**SOURCE RECORDS**
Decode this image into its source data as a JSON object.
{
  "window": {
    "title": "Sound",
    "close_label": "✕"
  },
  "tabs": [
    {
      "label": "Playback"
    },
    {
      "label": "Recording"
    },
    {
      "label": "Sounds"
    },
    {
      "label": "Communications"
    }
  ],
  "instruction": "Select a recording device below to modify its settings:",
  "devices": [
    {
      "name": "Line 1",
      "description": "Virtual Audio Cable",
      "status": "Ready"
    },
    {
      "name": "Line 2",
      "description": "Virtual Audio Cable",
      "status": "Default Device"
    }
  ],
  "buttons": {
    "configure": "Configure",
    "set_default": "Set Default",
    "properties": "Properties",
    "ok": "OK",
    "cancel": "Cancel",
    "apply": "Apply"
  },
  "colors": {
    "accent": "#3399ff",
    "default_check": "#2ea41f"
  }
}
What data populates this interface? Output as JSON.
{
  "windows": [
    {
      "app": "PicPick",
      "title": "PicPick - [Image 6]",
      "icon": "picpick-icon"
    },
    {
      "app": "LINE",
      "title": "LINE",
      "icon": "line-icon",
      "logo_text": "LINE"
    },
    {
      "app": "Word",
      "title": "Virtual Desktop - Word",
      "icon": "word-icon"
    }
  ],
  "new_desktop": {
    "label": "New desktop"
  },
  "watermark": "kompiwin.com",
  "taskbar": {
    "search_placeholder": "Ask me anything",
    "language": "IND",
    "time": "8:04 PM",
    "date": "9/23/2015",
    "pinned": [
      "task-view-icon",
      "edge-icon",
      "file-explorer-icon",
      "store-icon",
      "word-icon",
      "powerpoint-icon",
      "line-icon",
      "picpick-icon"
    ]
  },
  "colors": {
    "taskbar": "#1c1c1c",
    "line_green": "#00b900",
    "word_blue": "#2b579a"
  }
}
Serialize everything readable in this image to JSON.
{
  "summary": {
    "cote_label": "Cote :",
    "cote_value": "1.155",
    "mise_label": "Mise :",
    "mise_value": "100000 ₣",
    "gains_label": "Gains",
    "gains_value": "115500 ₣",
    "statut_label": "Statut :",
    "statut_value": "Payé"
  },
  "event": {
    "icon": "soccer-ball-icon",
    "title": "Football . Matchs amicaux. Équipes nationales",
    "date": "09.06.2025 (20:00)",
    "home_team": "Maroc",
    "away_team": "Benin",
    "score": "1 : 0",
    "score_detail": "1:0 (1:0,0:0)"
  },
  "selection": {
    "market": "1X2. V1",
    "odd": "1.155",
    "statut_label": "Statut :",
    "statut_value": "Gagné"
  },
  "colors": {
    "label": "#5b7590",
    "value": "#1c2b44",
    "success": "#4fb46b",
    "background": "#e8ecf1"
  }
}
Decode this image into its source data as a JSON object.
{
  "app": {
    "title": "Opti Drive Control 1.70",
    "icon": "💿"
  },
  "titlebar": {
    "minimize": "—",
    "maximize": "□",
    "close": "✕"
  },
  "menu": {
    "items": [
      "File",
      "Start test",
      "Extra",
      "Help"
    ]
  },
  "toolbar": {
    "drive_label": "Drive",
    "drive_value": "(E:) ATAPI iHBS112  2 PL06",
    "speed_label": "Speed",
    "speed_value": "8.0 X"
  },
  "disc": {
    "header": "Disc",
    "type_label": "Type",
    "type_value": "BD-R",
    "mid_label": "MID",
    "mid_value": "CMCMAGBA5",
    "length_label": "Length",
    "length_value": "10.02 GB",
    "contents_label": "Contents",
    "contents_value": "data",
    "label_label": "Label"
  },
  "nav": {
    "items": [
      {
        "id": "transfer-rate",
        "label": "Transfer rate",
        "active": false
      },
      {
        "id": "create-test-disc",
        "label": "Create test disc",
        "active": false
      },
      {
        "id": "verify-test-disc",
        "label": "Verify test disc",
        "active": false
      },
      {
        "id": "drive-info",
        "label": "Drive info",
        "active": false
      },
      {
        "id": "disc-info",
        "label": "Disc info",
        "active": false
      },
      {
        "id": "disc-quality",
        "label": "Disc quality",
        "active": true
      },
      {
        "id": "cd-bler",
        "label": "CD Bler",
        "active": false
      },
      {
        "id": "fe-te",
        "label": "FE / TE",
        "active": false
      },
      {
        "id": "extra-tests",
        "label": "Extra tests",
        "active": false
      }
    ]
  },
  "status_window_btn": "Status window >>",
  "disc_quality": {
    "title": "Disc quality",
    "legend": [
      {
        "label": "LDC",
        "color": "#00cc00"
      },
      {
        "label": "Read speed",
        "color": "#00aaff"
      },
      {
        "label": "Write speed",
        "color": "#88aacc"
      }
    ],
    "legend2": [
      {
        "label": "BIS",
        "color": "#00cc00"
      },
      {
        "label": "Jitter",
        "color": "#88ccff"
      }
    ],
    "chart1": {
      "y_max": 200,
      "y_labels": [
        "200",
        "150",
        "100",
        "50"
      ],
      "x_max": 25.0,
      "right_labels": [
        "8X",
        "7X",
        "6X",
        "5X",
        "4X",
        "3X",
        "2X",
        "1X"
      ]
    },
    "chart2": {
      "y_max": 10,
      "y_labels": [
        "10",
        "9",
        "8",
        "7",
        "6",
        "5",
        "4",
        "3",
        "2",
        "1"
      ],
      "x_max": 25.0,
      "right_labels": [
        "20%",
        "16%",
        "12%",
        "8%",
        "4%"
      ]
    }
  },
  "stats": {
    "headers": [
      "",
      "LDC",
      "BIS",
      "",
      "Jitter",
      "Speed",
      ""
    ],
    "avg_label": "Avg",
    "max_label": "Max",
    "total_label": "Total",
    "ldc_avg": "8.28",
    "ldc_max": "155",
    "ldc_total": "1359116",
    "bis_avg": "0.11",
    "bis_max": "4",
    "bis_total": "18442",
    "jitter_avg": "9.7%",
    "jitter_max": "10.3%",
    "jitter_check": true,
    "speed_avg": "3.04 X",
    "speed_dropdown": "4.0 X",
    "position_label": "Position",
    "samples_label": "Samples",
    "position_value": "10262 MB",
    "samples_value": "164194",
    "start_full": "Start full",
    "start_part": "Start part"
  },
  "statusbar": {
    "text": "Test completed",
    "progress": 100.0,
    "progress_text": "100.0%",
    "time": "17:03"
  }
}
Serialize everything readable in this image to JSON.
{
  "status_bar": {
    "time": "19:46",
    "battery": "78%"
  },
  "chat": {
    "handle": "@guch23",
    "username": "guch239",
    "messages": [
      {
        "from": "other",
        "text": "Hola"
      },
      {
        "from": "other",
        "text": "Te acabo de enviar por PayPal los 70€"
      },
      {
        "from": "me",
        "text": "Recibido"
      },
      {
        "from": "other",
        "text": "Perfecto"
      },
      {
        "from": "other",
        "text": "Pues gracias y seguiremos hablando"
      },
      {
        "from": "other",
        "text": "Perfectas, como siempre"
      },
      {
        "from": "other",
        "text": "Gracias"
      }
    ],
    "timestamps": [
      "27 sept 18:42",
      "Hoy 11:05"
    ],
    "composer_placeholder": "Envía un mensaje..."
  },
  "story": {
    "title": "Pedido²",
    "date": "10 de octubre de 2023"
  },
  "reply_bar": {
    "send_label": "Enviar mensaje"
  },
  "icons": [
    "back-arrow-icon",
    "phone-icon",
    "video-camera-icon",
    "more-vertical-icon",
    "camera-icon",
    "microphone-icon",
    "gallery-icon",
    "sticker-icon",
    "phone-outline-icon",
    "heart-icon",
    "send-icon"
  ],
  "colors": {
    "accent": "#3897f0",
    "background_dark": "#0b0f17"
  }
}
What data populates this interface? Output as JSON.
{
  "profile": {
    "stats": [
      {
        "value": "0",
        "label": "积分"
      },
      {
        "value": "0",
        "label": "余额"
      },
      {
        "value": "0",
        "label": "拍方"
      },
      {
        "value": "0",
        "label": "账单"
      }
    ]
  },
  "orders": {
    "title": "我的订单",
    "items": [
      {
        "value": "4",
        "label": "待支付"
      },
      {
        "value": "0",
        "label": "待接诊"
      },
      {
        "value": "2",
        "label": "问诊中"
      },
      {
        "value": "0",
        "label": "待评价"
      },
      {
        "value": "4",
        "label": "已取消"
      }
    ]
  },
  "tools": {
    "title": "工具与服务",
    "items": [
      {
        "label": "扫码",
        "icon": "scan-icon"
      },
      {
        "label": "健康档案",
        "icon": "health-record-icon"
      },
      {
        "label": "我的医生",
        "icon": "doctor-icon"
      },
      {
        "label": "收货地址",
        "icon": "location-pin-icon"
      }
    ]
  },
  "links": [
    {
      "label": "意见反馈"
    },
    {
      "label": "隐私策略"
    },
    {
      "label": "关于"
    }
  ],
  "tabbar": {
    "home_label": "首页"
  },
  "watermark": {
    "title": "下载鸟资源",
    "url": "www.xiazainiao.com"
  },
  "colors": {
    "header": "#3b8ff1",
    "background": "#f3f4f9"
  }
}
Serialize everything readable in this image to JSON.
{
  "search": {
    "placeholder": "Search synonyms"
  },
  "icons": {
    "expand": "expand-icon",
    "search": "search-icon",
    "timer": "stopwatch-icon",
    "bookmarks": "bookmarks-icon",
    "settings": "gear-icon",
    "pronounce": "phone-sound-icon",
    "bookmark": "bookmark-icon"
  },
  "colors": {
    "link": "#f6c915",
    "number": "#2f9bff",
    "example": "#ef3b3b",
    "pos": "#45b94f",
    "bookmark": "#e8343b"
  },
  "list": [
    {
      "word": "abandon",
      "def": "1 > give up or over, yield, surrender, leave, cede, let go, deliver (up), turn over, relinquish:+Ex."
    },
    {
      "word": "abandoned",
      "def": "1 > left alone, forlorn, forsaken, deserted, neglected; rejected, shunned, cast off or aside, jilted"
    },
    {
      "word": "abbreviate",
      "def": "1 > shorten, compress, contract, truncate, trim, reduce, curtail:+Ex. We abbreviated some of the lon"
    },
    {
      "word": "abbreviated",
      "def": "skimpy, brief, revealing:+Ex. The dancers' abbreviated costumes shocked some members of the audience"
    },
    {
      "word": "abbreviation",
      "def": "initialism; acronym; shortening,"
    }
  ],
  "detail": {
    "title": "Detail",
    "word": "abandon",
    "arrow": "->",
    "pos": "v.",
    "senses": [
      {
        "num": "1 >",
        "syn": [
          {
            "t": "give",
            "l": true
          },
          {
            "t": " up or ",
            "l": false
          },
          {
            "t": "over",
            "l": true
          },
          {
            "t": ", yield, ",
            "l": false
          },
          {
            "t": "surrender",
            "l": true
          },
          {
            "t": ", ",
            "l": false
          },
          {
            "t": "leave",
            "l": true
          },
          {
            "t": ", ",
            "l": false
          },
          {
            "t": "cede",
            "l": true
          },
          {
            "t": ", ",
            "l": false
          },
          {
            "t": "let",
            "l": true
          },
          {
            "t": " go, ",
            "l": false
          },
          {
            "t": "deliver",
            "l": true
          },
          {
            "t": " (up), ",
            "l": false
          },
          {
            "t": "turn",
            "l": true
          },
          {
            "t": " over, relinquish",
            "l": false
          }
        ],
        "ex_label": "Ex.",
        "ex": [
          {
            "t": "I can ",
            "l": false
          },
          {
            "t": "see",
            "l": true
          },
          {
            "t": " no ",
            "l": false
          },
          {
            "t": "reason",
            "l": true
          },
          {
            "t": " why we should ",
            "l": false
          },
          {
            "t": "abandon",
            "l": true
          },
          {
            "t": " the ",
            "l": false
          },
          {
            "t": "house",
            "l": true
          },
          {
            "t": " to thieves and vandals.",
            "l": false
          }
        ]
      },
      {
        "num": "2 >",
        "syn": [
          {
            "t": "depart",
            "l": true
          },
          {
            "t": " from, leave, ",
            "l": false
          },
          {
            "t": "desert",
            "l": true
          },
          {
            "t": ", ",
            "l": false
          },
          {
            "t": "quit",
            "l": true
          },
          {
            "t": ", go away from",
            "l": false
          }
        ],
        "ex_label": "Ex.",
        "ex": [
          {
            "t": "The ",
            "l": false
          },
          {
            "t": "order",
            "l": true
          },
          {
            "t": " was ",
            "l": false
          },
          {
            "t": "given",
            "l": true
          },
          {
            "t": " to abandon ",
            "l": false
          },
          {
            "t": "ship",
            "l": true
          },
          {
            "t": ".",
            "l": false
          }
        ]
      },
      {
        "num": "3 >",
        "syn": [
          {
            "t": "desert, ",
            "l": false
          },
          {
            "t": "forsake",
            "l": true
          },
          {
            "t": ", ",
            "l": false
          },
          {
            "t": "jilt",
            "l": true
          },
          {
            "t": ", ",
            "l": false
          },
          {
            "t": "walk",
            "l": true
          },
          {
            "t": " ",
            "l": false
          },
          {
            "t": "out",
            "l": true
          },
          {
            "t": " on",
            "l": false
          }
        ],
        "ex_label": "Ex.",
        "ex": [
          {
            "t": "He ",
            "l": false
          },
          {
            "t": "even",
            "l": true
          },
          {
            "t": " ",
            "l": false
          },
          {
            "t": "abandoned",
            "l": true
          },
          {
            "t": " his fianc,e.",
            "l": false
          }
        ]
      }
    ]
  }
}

**EXERCISE INSTRUCTIONS**
Your task is to pick out every line with the string "Start" and copy it.

**RESULT OF THIS EXERCISE**
      "Start test",
    "start_full": "Start full",
    "start_part": "Start part"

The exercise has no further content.